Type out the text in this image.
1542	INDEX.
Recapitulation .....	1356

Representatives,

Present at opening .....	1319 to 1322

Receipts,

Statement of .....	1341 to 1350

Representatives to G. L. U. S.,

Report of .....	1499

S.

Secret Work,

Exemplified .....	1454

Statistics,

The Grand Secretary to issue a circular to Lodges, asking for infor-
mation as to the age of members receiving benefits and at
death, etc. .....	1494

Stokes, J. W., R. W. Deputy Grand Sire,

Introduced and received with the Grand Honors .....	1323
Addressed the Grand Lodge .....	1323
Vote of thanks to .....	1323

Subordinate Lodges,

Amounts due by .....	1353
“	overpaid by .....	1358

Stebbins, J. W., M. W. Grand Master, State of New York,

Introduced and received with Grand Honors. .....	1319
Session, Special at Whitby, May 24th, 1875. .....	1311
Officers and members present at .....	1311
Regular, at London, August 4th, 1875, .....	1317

------------------------------------------------

#### Exercise directions:
Reproduce the full listing above, character for character.

#### Response to this task:
Type out the text in this image.
1542	INDEX.
Recapitulation .....	1356

Representatives,

Present at opening .....	1319 to 1322

Receipts,

Statement of .....	1341 to 1350

Representatives to G. L. U. S.,

Report of .....	1499

S.

Secret Work,

Exemplified .....	1454

Statistics,

The Grand Secretary to issue a circular to Lodges, asking for infor-
mation as to the age of members receiving benefits and at
death, etc. .....	1494

Stokes, J. W., R. W. Deputy Grand Sire,

Introduced and received with the Grand Honors .....	1323
Addressed the Grand Lodge .....	1323
Vote of thanks to .....	1323

Subordinate Lodges,

Amounts due by .....	1353
“	overpaid by .....	1358

Stebbins, J. W., M. W. Grand Master, State of New York,

Introduced and received with Grand Honors. .....	1319
Session, Special at Whitby, May 24th, 1875. .....	1311
Officers and members present at .....	1311
Regular, at London, August 4th, 1875, .....	1317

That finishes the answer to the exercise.